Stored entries
★ ★ ★ ★ ★

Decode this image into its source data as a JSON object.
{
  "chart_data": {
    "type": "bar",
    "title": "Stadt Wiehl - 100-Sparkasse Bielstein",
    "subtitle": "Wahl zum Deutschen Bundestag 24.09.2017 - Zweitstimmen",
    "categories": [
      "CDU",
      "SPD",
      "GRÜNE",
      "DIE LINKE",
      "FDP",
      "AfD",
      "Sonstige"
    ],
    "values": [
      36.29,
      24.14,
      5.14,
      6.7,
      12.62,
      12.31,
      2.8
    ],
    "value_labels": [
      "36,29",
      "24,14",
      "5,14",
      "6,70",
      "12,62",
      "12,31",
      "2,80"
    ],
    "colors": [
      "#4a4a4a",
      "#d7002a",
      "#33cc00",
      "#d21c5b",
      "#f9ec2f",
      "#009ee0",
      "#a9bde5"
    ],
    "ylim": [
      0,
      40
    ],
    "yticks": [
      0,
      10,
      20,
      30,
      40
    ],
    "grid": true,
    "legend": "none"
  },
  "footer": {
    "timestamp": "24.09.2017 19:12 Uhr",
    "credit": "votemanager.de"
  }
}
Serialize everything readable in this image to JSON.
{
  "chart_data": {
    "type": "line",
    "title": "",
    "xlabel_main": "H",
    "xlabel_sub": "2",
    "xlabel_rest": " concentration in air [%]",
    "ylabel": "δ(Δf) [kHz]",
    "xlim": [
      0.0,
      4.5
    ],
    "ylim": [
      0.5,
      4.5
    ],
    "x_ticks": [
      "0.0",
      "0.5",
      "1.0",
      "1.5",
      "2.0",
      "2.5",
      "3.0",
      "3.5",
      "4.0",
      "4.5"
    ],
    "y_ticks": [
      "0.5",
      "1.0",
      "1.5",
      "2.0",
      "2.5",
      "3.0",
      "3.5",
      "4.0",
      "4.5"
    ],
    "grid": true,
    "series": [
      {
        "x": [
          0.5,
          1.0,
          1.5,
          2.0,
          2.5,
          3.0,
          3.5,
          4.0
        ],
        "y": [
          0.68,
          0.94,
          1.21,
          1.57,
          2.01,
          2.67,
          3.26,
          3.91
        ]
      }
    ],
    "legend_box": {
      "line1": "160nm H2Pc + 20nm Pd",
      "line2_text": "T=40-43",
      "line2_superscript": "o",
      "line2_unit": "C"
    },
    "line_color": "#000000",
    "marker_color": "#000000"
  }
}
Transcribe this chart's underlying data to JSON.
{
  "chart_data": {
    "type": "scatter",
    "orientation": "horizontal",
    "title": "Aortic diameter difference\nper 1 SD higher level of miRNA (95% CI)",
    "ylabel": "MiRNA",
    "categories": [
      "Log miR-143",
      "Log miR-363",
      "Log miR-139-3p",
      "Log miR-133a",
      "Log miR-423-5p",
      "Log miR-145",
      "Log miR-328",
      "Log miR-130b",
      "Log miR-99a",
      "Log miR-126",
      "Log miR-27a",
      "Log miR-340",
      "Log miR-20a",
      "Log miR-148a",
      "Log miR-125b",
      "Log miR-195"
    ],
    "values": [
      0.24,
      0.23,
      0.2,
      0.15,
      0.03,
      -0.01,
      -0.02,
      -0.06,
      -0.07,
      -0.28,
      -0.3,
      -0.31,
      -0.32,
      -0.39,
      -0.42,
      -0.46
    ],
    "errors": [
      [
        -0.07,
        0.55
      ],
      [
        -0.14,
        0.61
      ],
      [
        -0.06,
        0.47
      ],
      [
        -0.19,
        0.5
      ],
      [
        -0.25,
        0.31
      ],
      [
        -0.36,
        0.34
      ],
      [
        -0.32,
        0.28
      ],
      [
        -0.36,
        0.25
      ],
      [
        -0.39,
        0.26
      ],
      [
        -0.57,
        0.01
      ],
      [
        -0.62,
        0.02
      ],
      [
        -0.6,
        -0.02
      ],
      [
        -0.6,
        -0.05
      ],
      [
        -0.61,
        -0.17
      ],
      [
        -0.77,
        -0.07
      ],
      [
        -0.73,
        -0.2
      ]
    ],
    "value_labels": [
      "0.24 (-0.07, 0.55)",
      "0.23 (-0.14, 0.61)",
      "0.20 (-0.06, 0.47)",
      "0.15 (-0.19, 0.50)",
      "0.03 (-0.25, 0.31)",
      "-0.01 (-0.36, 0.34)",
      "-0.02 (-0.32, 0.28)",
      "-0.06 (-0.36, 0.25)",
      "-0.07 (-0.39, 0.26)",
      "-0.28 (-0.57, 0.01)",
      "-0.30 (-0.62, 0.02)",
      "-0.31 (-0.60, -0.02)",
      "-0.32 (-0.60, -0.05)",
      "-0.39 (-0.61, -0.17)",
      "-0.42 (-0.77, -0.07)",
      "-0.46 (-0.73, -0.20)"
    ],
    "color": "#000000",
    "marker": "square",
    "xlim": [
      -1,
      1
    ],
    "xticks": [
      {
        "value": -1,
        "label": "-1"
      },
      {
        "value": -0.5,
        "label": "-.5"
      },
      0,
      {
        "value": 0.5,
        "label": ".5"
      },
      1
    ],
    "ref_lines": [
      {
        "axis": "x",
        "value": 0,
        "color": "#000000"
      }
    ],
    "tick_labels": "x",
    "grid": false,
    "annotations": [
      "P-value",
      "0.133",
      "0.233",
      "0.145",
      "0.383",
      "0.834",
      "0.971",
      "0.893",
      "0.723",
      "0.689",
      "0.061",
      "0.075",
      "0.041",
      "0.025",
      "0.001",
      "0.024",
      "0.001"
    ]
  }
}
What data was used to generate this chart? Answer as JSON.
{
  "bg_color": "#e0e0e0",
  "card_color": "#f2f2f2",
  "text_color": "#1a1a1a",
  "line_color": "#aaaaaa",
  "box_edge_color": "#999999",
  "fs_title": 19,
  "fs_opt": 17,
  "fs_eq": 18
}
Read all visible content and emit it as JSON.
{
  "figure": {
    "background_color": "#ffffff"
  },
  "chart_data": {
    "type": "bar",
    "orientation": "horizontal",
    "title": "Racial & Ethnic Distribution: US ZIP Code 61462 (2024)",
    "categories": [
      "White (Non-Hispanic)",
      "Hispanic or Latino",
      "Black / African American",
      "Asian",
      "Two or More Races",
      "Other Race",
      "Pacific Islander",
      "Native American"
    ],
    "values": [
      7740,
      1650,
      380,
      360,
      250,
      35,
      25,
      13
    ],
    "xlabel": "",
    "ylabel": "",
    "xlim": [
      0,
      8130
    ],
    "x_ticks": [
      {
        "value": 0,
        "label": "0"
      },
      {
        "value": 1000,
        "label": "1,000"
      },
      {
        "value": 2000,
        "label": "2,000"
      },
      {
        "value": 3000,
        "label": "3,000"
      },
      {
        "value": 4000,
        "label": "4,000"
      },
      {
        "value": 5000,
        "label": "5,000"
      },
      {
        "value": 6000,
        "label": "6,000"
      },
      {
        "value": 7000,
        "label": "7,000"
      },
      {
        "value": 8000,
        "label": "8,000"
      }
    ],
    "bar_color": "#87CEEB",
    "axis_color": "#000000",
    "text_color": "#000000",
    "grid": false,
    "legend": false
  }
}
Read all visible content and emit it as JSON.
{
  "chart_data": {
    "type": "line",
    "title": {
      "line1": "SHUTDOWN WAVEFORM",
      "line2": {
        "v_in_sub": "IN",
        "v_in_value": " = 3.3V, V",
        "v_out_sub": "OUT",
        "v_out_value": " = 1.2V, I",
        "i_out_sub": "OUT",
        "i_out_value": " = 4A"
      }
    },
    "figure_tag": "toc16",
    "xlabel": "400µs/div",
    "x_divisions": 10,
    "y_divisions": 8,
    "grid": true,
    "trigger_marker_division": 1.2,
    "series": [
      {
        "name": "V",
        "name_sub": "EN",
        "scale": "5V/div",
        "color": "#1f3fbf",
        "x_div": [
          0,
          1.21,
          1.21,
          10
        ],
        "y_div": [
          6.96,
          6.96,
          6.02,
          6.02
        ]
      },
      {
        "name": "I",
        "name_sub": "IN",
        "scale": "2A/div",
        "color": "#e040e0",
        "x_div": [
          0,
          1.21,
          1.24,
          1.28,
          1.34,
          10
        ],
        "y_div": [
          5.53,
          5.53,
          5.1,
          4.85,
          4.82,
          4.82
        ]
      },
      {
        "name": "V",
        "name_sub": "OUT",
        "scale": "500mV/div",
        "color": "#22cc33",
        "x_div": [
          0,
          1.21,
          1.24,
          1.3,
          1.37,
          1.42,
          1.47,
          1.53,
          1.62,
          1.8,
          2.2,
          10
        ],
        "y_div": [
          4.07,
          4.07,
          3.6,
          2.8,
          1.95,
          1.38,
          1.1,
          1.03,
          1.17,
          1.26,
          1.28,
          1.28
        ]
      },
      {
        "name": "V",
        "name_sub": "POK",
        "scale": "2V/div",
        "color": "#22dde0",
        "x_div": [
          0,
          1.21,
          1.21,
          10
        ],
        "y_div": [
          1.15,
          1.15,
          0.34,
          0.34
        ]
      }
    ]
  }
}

★ ★ ★ ★ ★

#### Work instructions:
Identify the lines above with the word "image". Copy them.

#### Output for this exercise:
Decode this image into its source data as a JSON object.
Serialize everything readable in this image to JSON.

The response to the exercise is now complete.